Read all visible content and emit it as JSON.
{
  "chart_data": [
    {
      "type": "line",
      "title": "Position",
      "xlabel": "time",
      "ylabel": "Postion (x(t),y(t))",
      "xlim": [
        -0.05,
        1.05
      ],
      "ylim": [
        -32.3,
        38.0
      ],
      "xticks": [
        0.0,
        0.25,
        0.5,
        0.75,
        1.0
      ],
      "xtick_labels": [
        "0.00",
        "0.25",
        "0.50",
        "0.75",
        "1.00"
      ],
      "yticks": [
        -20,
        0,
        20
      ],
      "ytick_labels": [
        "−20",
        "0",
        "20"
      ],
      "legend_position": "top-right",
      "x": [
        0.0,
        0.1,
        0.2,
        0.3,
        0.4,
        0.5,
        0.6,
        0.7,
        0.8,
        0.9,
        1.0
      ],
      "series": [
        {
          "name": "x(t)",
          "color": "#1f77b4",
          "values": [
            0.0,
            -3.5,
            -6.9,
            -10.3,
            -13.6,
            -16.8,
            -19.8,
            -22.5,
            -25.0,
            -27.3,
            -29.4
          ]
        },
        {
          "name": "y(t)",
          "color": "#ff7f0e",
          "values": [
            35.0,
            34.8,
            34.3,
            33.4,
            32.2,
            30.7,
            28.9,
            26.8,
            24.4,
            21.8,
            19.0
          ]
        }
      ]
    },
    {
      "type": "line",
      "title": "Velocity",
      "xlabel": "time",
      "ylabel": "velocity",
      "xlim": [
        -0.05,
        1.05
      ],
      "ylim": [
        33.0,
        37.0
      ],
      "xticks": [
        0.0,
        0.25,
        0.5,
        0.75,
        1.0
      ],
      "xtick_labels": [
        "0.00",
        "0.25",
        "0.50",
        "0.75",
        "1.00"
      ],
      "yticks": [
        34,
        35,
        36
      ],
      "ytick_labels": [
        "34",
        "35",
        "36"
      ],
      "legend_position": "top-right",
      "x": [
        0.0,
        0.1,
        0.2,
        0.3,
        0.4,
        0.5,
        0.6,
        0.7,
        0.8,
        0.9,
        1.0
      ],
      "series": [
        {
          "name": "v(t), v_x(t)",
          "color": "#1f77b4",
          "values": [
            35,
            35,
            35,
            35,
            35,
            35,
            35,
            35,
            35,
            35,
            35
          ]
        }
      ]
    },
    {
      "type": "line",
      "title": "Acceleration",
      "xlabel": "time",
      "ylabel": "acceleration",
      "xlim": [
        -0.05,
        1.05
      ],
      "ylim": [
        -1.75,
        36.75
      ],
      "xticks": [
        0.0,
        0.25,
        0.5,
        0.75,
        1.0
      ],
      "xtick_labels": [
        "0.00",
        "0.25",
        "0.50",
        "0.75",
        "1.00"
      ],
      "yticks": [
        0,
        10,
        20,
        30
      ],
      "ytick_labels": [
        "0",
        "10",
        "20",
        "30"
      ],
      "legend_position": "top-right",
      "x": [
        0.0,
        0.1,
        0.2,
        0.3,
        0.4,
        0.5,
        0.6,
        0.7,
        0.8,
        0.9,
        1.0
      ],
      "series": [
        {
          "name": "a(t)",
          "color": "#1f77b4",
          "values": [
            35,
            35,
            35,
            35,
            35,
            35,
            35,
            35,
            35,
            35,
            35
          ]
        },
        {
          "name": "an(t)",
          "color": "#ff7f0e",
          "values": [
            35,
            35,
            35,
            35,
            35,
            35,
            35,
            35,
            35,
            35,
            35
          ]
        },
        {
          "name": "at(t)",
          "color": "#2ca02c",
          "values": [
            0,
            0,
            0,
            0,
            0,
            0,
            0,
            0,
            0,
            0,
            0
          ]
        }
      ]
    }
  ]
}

★ ★ ★

→ Exercise objective:
Set every line of the listing down word for word.

→ Output of the exercise:
Read all visible content and emit it as JSON.
{
  "chart_data": [
    {
      "type": "line",
      "title": "Position",
      "xlabel": "time",
      "ylabel": "Postion (x(t),y(t))",
      "xlim": [
        -0.05,
        1.05
      ],
      "ylim": [
        -32.3,
        38.0
      ],
      "xticks": [
        0.0,
        0.25,
        0.5,
        0.75,
        1.0
      ],
      "xtick_labels": [
        "0.00",
        "0.25",
        "0.50",
        "0.75",
        "1.00"
      ],
      "yticks": [
        -20,
        0,
        20
      ],
      "ytick_labels": [
        "−20",
        "0",
        "20"
      ],
      "legend_position": "top-right",
      "x": [
        0.0,
        0.1,
        0.2,
        0.3,
        0.4,
        0.5,
        0.6,
        0.7,
        0.8,
        0.9,
        1.0
      ],
      "series": [
        {
          "name": "x(t)",
          "color": "#1f77b4",
          "values": [
            0.0,
            -3.5,
            -6.9,
            -10.3,
            -13.6,
            -16.8,
            -19.8,
            -22.5,
            -25.0,
            -27.3,
            -29.4
          ]
        },
        {
          "name": "y(t)",
          "color": "#ff7f0e",
          "values": [
            35.0,
            34.8,
            34.3,
            33.4,
            32.2,
            30.7,
            28.9,
            26.8,
            24.4,
            21.8,
            19.0
          ]
        }
      ]
    },
    {
      "type": "line",
      "title": "Velocity",
      "xlabel": "time",
      "ylabel": "velocity",
      "xlim": [
        -0.05,
        1.05
      ],
      "ylim": [
        33.0,
        37.0
      ],
      "xticks": [
        0.0,
        0.25,
        0.5,
        0.75,
        1.0
      ],
      "xtick_labels": [
        "0.00",
        "0.25",
        "0.50",
        "0.75",
        "1.00"
      ],
      "yticks": [
        34,
        35,
        36
      ],
      "ytick_labels": [
        "34",
        "35",
        "36"
      ],
      "legend_position": "top-right",
      "x": [
        0.0,
        0.1,
        0.2,
        0.3,
        0.4,
        0.5,
        0.6,
        0.7,
        0.8,
        0.9,
        1.0
      ],
      "series": [
        {
          "name": "v(t), v_x(t)",
          "color": "#1f77b4",
          "values": [
            35,
            35,
            35,
            35,
            35,
            35,
            35,
            35,
            35,
            35,
            35
          ]
        }
      ]
    },
    {
      "type": "line",
      "title": "Acceleration",
      "xlabel": "time",
      "ylabel": "acceleration",
      "xlim": [
        -0.05,
        1.05
      ],
      "ylim": [
        -1.75,
        36.75
      ],
      "xticks": [
        0.0,
        0.25,
        0.5,
        0.75,
        1.0
      ],
      "xtick_labels": [
        "0.00",
        "0.25",
        "0.50",
        "0.75",
        "1.00"
      ],
      "yticks": [
        0,
        10,
        20,
        30
      ],
      "ytick_labels": [
        "0",
        "10",
        "20",
        "30"
      ],
      "legend_position": "top-right",
      "x": [
        0.0,
        0.1,
        0.2,
        0.3,
        0.4,
        0.5,
        0.6,
        0.7,
        0.8,
        0.9,
        1.0
      ],
      "series": [
        {
          "name": "a(t)",
          "color": "#1f77b4",
          "values": [
            35,
            35,
            35,
            35,
            35,
            35,
            35,
            35,
            35,
            35,
            35
          ]
        },
        {
          "name": "an(t)",
          "color": "#ff7f0e",
          "values": [
            35,
            35,
            35,
            35,
            35,
            35,
            35,
            35,
            35,
            35,
            35
          ]
        },
        {
          "name": "at(t)",
          "color": "#2ca02c",
          "values": [
            0,
            0,
            0,
            0,
            0,
            0,
            0,
            0,
            0,
            0,
            0
          ]
        }
      ]
    }
  ]
}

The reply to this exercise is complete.